■ **MATERIAL SUPPLIED**

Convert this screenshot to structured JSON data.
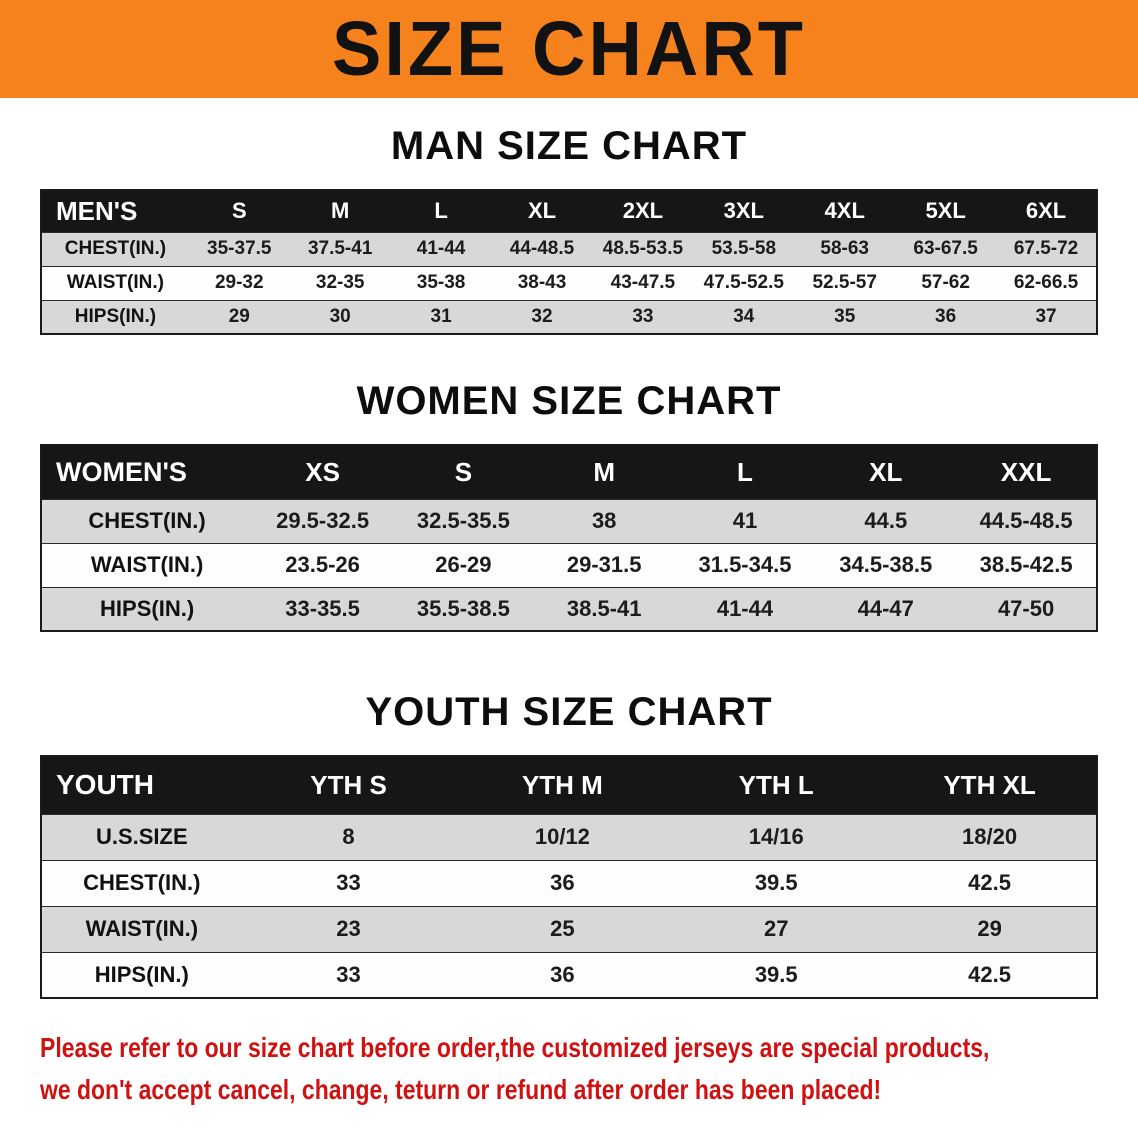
{
  "banner": {
    "title": "SIZE CHART"
  },
  "colors": {
    "accent-orange": "#F6821E",
    "header-black": "#161616",
    "row-gray": "#D8D8D8",
    "disclaimer-red": "#D01111"
  },
  "sections": [
    {
      "heading": "MAN SIZE CHART",
      "table": {
        "header": [
          "MEN'S",
          "S",
          "M",
          "L",
          "XL",
          "2XL",
          "3XL",
          "4XL",
          "5XL",
          "6XL"
        ],
        "rows": [
          [
            "CHEST(IN.)",
            "35-37.5",
            "37.5-41",
            "41-44",
            "44-48.5",
            "48.5-53.5",
            "53.5-58",
            "58-63",
            "63-67.5",
            "67.5-72"
          ],
          [
            "WAIST(IN.)",
            "29-32",
            "32-35",
            "35-38",
            "38-43",
            "43-47.5",
            "47.5-52.5",
            "52.5-57",
            "57-62",
            "62-66.5"
          ],
          [
            "HIPS(IN.)",
            "29",
            "30",
            "31",
            "32",
            "33",
            "34",
            "35",
            "36",
            "37"
          ]
        ]
      }
    },
    {
      "heading": "WOMEN SIZE CHART",
      "table": {
        "header": [
          "WOMEN'S",
          "XS",
          "S",
          "M",
          "L",
          "XL",
          "XXL"
        ],
        "rows": [
          [
            "CHEST(IN.)",
            "29.5-32.5",
            "32.5-35.5",
            "38",
            "41",
            "44.5",
            "44.5-48.5"
          ],
          [
            "WAIST(IN.)",
            "23.5-26",
            "26-29",
            "29-31.5",
            "31.5-34.5",
            "34.5-38.5",
            "38.5-42.5"
          ],
          [
            "HIPS(IN.)",
            "33-35.5",
            "35.5-38.5",
            "38.5-41",
            "41-44",
            "44-47",
            "47-50"
          ]
        ]
      }
    },
    {
      "heading": "YOUTH SIZE CHART",
      "table": {
        "header": [
          "YOUTH",
          "YTH S",
          "YTH M",
          "YTH L",
          "YTH XL"
        ],
        "rows": [
          [
            "U.S.SIZE",
            "8",
            "10/12",
            "14/16",
            "18/20"
          ],
          [
            "CHEST(IN.)",
            "33",
            "36",
            "39.5",
            "42.5"
          ],
          [
            "WAIST(IN.)",
            "23",
            "25",
            "27",
            "29"
          ],
          [
            "HIPS(IN.)",
            "33",
            "36",
            "39.5",
            "42.5"
          ]
        ]
      }
    }
  ],
  "disclaimer": {
    "line1": "Please refer to our size chart before order,the customized jerseys are special products,",
    "line2": "we don't accept cancel, change, teturn or refund after order has been placed!"
  }
}
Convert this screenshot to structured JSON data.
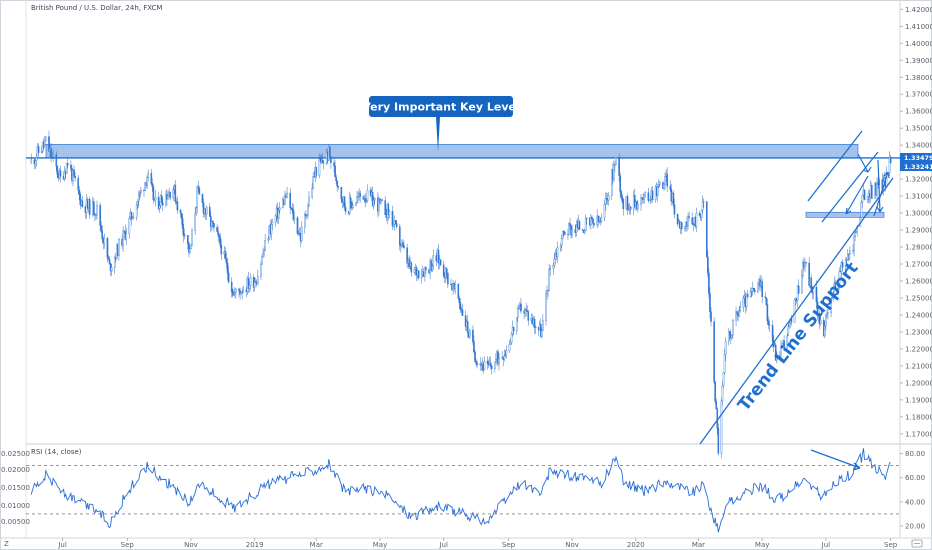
{
  "chart_data": {
    "type": "candlestick",
    "title": "British Pound / U.S. Dollar, 24h, FXCM",
    "price_axis": {
      "ticks": [
        "1.42000",
        "1.41000",
        "1.40000",
        "1.39000",
        "1.38000",
        "1.37000",
        "1.36000",
        "1.35000",
        "1.34000",
        "1.33000",
        "1.32000",
        "1.31000",
        "1.30000",
        "1.29000",
        "1.28000",
        "1.27000",
        "1.26000",
        "1.25000",
        "1.24000",
        "1.23000",
        "1.22000",
        "1.21000",
        "1.20000",
        "1.19000",
        "1.18000",
        "1.17000"
      ],
      "range": [
        1.164,
        1.4255
      ]
    },
    "time_axis": {
      "labels": [
        "Jul",
        "Sep",
        "Nov",
        "2019",
        "Mar",
        "May",
        "Jul",
        "Sep",
        "Nov",
        "2020",
        "Mar",
        "May",
        "Jul",
        "Sep"
      ]
    },
    "price_tags": [
      "1.33479",
      "1.33241"
    ],
    "price_path": [
      [
        "2018-06-01",
        1.33
      ],
      [
        "2018-06-15",
        1.342
      ],
      [
        "2018-06-29",
        1.32
      ],
      [
        "2018-07-06",
        1.33
      ],
      [
        "2018-07-20",
        1.305
      ],
      [
        "2018-08-03",
        1.302
      ],
      [
        "2018-08-15",
        1.268
      ],
      [
        "2018-08-31",
        1.29
      ],
      [
        "2018-09-20",
        1.322
      ],
      [
        "2018-09-28",
        1.305
      ],
      [
        "2018-10-15",
        1.315
      ],
      [
        "2018-10-31",
        1.276
      ],
      [
        "2018-11-07",
        1.312
      ],
      [
        "2018-11-30",
        1.28
      ],
      [
        "2018-12-12",
        1.252
      ],
      [
        "2019-01-03",
        1.262
      ],
      [
        "2019-01-15",
        1.29
      ],
      [
        "2019-01-31",
        1.31
      ],
      [
        "2019-02-14",
        1.286
      ],
      [
        "2019-02-28",
        1.325
      ],
      [
        "2019-03-13",
        1.335
      ],
      [
        "2019-03-29",
        1.303
      ],
      [
        "2019-04-15",
        1.311
      ],
      [
        "2019-04-30",
        1.305
      ],
      [
        "2019-05-10",
        1.3
      ],
      [
        "2019-05-31",
        1.265
      ],
      [
        "2019-06-14",
        1.267
      ],
      [
        "2019-06-25",
        1.274
      ],
      [
        "2019-07-15",
        1.25
      ],
      [
        "2019-08-01",
        1.215
      ],
      [
        "2019-08-12",
        1.208
      ],
      [
        "2019-08-30",
        1.22
      ],
      [
        "2019-09-13",
        1.245
      ],
      [
        "2019-10-03",
        1.23
      ],
      [
        "2019-10-11",
        1.268
      ],
      [
        "2019-10-25",
        1.29
      ],
      [
        "2019-11-29",
        1.295
      ],
      [
        "2019-12-13",
        1.332
      ],
      [
        "2019-12-20",
        1.305
      ],
      [
        "2020-01-09",
        1.308
      ],
      [
        "2020-01-31",
        1.32
      ],
      [
        "2020-02-10",
        1.295
      ],
      [
        "2020-02-24",
        1.293
      ],
      [
        "2020-03-06",
        1.305
      ],
      [
        "2020-03-20",
        1.162
      ],
      [
        "2020-03-27",
        1.222
      ],
      [
        "2020-04-10",
        1.245
      ],
      [
        "2020-04-30",
        1.258
      ],
      [
        "2020-05-15",
        1.214
      ],
      [
        "2020-05-29",
        1.236
      ],
      [
        "2020-06-10",
        1.272
      ],
      [
        "2020-06-29",
        1.23
      ],
      [
        "2020-07-10",
        1.259
      ],
      [
        "2020-07-27",
        1.281
      ],
      [
        "2020-08-06",
        1.31
      ],
      [
        "2020-08-17",
        1.314
      ],
      [
        "2020-08-28",
        1.32
      ],
      [
        "2020-09-01",
        1.334
      ]
    ],
    "rsi": {
      "label": "RSI (14, close)",
      "ticks": [
        "80.00",
        "60.00",
        "40.00",
        "20.00"
      ],
      "levels": [
        70,
        30
      ],
      "range": [
        10,
        88
      ],
      "left_scale_ticks": [
        "0.02500",
        "0.02000",
        "0.01500",
        "0.01000",
        "0.00500"
      ],
      "path": [
        [
          "2018-06-01",
          50
        ],
        [
          "2018-06-15",
          62
        ],
        [
          "2018-07-06",
          44
        ],
        [
          "2018-07-20",
          38
        ],
        [
          "2018-08-03",
          33
        ],
        [
          "2018-08-15",
          22
        ],
        [
          "2018-08-31",
          46
        ],
        [
          "2018-09-20",
          70
        ],
        [
          "2018-10-15",
          52
        ],
        [
          "2018-10-31",
          38
        ],
        [
          "2018-11-07",
          56
        ],
        [
          "2018-12-12",
          35
        ],
        [
          "2019-01-15",
          55
        ],
        [
          "2019-01-31",
          59
        ],
        [
          "2019-02-28",
          67
        ],
        [
          "2019-03-13",
          72
        ],
        [
          "2019-03-29",
          47
        ],
        [
          "2019-04-15",
          52
        ],
        [
          "2019-05-10",
          44
        ],
        [
          "2019-05-31",
          28
        ],
        [
          "2019-06-25",
          36
        ],
        [
          "2019-07-15",
          32
        ],
        [
          "2019-08-01",
          26
        ],
        [
          "2019-08-12",
          24
        ],
        [
          "2019-08-30",
          42
        ],
        [
          "2019-09-13",
          56
        ],
        [
          "2019-10-03",
          46
        ],
        [
          "2019-10-11",
          66
        ],
        [
          "2019-10-25",
          63
        ],
        [
          "2019-11-29",
          55
        ],
        [
          "2019-12-13",
          77
        ],
        [
          "2019-12-20",
          57
        ],
        [
          "2020-01-09",
          49
        ],
        [
          "2020-01-31",
          57
        ],
        [
          "2020-02-24",
          48
        ],
        [
          "2020-03-06",
          53
        ],
        [
          "2020-03-20",
          15
        ],
        [
          "2020-03-27",
          38
        ],
        [
          "2020-04-30",
          54
        ],
        [
          "2020-05-15",
          41
        ],
        [
          "2020-06-10",
          58
        ],
        [
          "2020-06-29",
          44
        ],
        [
          "2020-07-10",
          56
        ],
        [
          "2020-07-27",
          64
        ],
        [
          "2020-08-06",
          80
        ],
        [
          "2020-08-17",
          68
        ],
        [
          "2020-08-28",
          62
        ],
        [
          "2020-09-01",
          70
        ]
      ]
    },
    "annotations": {
      "callout": "Very Important Key Level",
      "trendline_label": "Trend Line Support",
      "resistance_zone": [
        1.3325,
        1.3405
      ],
      "resistance_line": 1.3325,
      "support_zone": [
        1.2975,
        1.3005
      ]
    }
  },
  "ui": {
    "axis_mode": "Z",
    "colors": {
      "accent": "#1e6fd0",
      "zone_fill": "#8fb3e8",
      "candle": "#2f77d6",
      "callout_bg": "#1565c0",
      "rsi_line": "#2a6dd6",
      "level_line": "#555555"
    }
  }
}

■ **TASK REQUIREMENTS**
Return each line of the listing that holds the string "accent".

■ **RESPONSE TO THIS TASK**
    "accent-orange": "#F6821E",
      "accent": "#1e6fd0",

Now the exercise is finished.